Segment Start: Page text
The Wolves Of Winter by Tyrell Johnson

 

Adult Dystopia / Post-Apocalyptic Fiction



Forget the old days. Forget summer. Forget warmth. Forget anything that doesn’t help you survive.

Lynn McBride has learned much since society collapsed in the face of nuclear war and the relentless spread of disease. As memories of her old life haunt her, she has been forced to forge ahead in the snow-covered Canadian Yukon, learning how to hunt and trap to survive.

But her fragile existence is about to be shattered. Shadows of the world before have found her tiny community—most prominently in the enigmatic figure of Jax, who sets in motion a chain of events that will force Lynn to fulfill a destiny she never imagined.

 

Why I’m excited to read it: I can’t resist post-apocalyptic fiction! This one is set in a cold, remote location. There’s a mysterious dude. Of course I have to find out what’s going on. It’s gotten really good reviews on Goodreads, too. Lots of 4 and 5 star ratings. I’m interested to see if I love it as much as everybody else does.

Buy it on Amazon

Buy it on Book Depository

 

 

 

 

 

 

Children Of The Cave by Virve Sammalkorpi

 

Adult Historical Science Fiction



1819. Iax Agolasky, a young assistant to a notable French explorer, sets off on a journey to the Russian wilderness. They soon discover a group of creatures living in a cave: children with animal traits. But are they animals, or are they human? Faced with questions of faith, science and the fundamentals of truth, tensions rise in the camp. Soon the children’s safety becomes threatened and Agolasky needs to act.

 

Why I’m excited to read it: One of my goals for 2020 was to read more translated fiction. That didn’t happen, so I’m going to try again in 2021. The plot of this Finnish novel sounds promising. I’m curious about the feral children. And, it’s a very short book. I have no excuse for procrastinating it.
Segment End: Page text
Segment Start: Study material
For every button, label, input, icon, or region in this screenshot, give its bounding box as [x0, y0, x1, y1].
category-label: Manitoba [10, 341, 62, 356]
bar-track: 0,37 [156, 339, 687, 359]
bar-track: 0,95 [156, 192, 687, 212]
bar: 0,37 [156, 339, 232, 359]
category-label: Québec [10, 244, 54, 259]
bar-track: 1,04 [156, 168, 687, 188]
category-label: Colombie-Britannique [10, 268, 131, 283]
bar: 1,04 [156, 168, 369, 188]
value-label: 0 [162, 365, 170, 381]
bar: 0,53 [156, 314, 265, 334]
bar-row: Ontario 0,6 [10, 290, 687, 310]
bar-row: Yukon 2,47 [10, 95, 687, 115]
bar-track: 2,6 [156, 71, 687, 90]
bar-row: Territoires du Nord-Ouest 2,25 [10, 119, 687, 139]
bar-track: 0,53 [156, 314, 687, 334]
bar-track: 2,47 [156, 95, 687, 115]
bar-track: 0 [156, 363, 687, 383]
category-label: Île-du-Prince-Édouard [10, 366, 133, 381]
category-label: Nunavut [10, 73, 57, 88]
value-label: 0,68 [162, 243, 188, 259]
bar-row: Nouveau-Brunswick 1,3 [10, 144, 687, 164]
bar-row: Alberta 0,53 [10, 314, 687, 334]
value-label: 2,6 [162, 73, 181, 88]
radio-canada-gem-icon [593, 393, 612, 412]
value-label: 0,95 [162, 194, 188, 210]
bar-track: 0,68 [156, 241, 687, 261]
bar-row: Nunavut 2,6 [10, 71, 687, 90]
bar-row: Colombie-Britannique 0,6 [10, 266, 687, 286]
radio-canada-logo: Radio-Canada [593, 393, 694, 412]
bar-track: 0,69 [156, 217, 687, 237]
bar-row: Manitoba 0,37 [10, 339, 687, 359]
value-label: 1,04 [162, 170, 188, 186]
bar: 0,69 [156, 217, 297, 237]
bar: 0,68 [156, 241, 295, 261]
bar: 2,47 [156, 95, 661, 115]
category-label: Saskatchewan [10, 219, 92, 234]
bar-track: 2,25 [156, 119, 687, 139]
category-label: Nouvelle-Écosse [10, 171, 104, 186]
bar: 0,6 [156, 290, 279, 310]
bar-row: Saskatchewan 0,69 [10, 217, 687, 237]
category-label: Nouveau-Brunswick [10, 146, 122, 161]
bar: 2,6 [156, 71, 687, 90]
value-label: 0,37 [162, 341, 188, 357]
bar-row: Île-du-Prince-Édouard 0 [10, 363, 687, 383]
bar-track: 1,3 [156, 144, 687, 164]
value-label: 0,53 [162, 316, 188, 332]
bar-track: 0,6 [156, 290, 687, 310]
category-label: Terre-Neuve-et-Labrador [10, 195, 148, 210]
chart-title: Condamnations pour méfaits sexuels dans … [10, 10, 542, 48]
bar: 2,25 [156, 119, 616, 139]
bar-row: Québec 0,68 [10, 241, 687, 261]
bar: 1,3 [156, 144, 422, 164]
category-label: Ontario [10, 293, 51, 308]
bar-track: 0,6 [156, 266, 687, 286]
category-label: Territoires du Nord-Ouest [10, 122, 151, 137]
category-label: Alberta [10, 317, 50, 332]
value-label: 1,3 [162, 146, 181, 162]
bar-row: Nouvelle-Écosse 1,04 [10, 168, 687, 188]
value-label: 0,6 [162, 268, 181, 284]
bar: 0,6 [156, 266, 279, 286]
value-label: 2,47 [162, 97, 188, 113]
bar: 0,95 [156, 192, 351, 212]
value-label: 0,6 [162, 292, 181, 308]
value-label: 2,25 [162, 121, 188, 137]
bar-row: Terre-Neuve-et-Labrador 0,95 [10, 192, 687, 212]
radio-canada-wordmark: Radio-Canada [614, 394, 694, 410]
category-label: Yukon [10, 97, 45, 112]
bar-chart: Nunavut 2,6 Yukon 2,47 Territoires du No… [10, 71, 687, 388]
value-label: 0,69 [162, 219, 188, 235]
Segment End: Study material
◆ Problem details
Please write out the book list text word for word, everything from "Lynn McBride has" down to "everybody else does.".

◆ Written reply
Lynn McBride has learned much since society collapsed in the face of nuclear war and the relentless spread of disease. As memories of her old life haunt her, she has been forced to forge ahead in the snow-covered Canadian Yukon, learning how to hunt and trap to survive.

But her fragile existence is about to be shattered. Shadows of the world before have found her tiny community—most prominently in the enigmatic figure of Jax, who sets in motion a chain of events that will force Lynn to fulfill a destiny she never imagined.

 

Why I’m excited to read it: I can’t resist post-apocalyptic fiction! This one is set in a cold, remote location. There’s a mysterious dude. Of course I have to find out what’s going on. It’s gotten really good reviews on Goodreads, too. Lots of 4 and 5 star ratings. I’m interested to see if I love it as much as everybody else does.